### DATA IN THIS EXERCISE
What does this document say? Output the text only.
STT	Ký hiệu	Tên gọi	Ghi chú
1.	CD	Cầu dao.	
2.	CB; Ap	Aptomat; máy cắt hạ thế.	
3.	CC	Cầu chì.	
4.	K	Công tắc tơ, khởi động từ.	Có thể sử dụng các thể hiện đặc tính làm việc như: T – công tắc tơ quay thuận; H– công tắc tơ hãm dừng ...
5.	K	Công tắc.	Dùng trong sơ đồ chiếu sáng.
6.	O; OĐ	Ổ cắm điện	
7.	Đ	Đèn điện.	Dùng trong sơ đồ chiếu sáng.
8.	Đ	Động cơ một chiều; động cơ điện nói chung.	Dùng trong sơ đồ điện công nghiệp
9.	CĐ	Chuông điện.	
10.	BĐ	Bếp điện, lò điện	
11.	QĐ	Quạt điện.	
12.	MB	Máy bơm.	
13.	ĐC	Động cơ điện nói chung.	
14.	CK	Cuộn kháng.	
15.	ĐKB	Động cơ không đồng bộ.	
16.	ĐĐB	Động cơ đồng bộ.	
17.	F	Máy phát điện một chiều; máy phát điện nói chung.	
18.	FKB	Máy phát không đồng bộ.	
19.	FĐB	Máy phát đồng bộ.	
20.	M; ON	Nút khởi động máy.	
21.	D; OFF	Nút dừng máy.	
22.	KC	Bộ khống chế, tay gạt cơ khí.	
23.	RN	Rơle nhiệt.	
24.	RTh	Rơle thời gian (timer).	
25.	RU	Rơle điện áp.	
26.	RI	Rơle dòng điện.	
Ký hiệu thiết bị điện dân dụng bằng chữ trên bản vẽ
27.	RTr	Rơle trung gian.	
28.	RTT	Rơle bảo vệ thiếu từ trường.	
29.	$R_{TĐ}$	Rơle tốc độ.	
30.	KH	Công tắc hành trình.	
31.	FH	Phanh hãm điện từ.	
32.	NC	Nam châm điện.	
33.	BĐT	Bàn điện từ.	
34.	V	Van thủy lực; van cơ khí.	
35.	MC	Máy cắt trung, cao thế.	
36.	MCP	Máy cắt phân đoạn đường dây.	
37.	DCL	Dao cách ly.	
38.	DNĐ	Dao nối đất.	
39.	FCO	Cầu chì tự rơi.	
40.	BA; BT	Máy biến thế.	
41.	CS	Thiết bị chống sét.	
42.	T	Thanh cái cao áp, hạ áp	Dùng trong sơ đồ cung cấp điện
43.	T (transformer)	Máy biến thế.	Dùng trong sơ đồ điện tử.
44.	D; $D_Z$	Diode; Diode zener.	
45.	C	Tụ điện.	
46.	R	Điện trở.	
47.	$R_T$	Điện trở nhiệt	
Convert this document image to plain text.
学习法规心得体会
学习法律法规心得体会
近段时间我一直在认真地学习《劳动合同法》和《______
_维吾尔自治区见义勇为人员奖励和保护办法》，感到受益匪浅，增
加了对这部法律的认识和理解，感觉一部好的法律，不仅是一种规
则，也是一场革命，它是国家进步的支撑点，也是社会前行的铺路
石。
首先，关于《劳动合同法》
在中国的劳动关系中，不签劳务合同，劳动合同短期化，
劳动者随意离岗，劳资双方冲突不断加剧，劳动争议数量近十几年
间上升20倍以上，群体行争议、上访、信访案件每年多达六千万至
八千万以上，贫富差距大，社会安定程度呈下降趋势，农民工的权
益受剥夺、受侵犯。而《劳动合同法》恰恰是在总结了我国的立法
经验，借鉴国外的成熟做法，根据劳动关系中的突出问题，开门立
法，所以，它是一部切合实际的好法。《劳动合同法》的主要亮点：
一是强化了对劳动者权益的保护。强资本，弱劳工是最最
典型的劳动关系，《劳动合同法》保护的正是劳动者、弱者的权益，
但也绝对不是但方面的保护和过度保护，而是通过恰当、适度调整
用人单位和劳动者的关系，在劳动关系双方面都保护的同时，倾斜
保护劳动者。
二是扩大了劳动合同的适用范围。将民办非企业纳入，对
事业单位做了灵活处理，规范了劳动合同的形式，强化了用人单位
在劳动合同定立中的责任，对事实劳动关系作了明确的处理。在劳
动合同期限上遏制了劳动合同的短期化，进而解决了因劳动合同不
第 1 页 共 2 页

### EXERCISE INSTRUCTIONS
Reproduce the material above, every line of it, exactly.

### REPLY
What does this document say? Output the text only.
STT	Ký hiệu	Tên gọi	Ghi chú
1.	CD	Cầu dao.	
2.	CB; Ap	Aptomat; máy cắt hạ thế.	
3.	CC	Cầu chì.	
4.	K	Công tắc tơ, khởi động từ.	Có thể sử dụng các thể hiện đặc tính làm việc như: T – công tắc tơ quay thuận; H– công tắc tơ hãm dừng ...
5.	K	Công tắc.	Dùng trong sơ đồ chiếu sáng.
6.	O; OĐ	Ổ cắm điện	
7.	Đ	Đèn điện.	Dùng trong sơ đồ chiếu sáng.
8.	Đ	Động cơ một chiều; động cơ điện nói chung.	Dùng trong sơ đồ điện công nghiệp
9.	CĐ	Chuông điện.	
10.	BĐ	Bếp điện, lò điện	
11.	QĐ	Quạt điện.	
12.	MB	Máy bơm.	
13.	ĐC	Động cơ điện nói chung.	
14.	CK	Cuộn kháng.	
15.	ĐKB	Động cơ không đồng bộ.	
16.	ĐĐB	Động cơ đồng bộ.	
17.	F	Máy phát điện một chiều; máy phát điện nói chung.	
18.	FKB	Máy phát không đồng bộ.	
19.	FĐB	Máy phát đồng bộ.	
20.	M; ON	Nút khởi động máy.	
21.	D; OFF	Nút dừng máy.	
22.	KC	Bộ khống chế, tay gạt cơ khí.	
23.	RN	Rơle nhiệt.	
24.	RTh	Rơle thời gian (timer).	
25.	RU	Rơle điện áp.	
26.	RI	Rơle dòng điện.	
Ký hiệu thiết bị điện dân dụng bằng chữ trên bản vẽ
27.	RTr	Rơle trung gian.	
28.	RTT	Rơle bảo vệ thiếu từ trường.	
29.	$R_{TĐ}$	Rơle tốc độ.	
30.	KH	Công tắc hành trình.	
31.	FH	Phanh hãm điện từ.	
32.	NC	Nam châm điện.	
33.	BĐT	Bàn điện từ.	
34.	V	Van thủy lực; van cơ khí.	
35.	MC	Máy cắt trung, cao thế.	
36.	MCP	Máy cắt phân đoạn đường dây.	
37.	DCL	Dao cách ly.	
38.	DNĐ	Dao nối đất.	
39.	FCO	Cầu chì tự rơi.	
40.	BA; BT	Máy biến thế.	
41.	CS	Thiết bị chống sét.	
42.	T	Thanh cái cao áp, hạ áp	Dùng trong sơ đồ cung cấp điện
43.	T (transformer)	Máy biến thế.	Dùng trong sơ đồ điện tử.
44.	D; $D_Z$	Diode; Diode zener.	
45.	C	Tụ điện.	
46.	R	Điện trở.	
47.	$R_T$	Điện trở nhiệt	
Convert this document image to plain text.
学习法规心得体会
学习法律法规心得体会
近段时间我一直在认真地学习《劳动合同法》和《______
_维吾尔自治区见义勇为人员奖励和保护办法》，感到受益匪浅，增
加了对这部法律的认识和理解，感觉一部好的法律，不仅是一种规
则，也是一场革命，它是国家进步的支撑点，也是社会前行的铺路
石。
首先，关于《劳动合同法》
在中国的劳动关系中，不签劳务合同，劳动合同短期化，
劳动者随意离岗，劳资双方冲突不断加剧，劳动争议数量近十几年
间上升20倍以上，群体行争议、上访、信访案件每年多达六千万至
八千万以上，贫富差距大，社会安定程度呈下降趋势，农民工的权
益受剥夺、受侵犯。而《劳动合同法》恰恰是在总结了我国的立法
经验，借鉴国外的成熟做法，根据劳动关系中的突出问题，开门立
法，所以，它是一部切合实际的好法。《劳动合同法》的主要亮点：
一是强化了对劳动者权益的保护。强资本，弱劳工是最最
典型的劳动关系，《劳动合同法》保护的正是劳动者、弱者的权益，
但也绝对不是但方面的保护和过度保护，而是通过恰当、适度调整
用人单位和劳动者的关系，在劳动关系双方面都保护的同时，倾斜
保护劳动者。
二是扩大了劳动合同的适用范围。将民办非企业纳入，对
事业单位做了灵活处理，规范了劳动合同的形式，强化了用人单位
在劳动合同定立中的责任，对事实劳动关系作了明确的处理。在劳
动合同期限上遏制了劳动合同的短期化，进而解决了因劳动合同不
第 1 页 共 2 页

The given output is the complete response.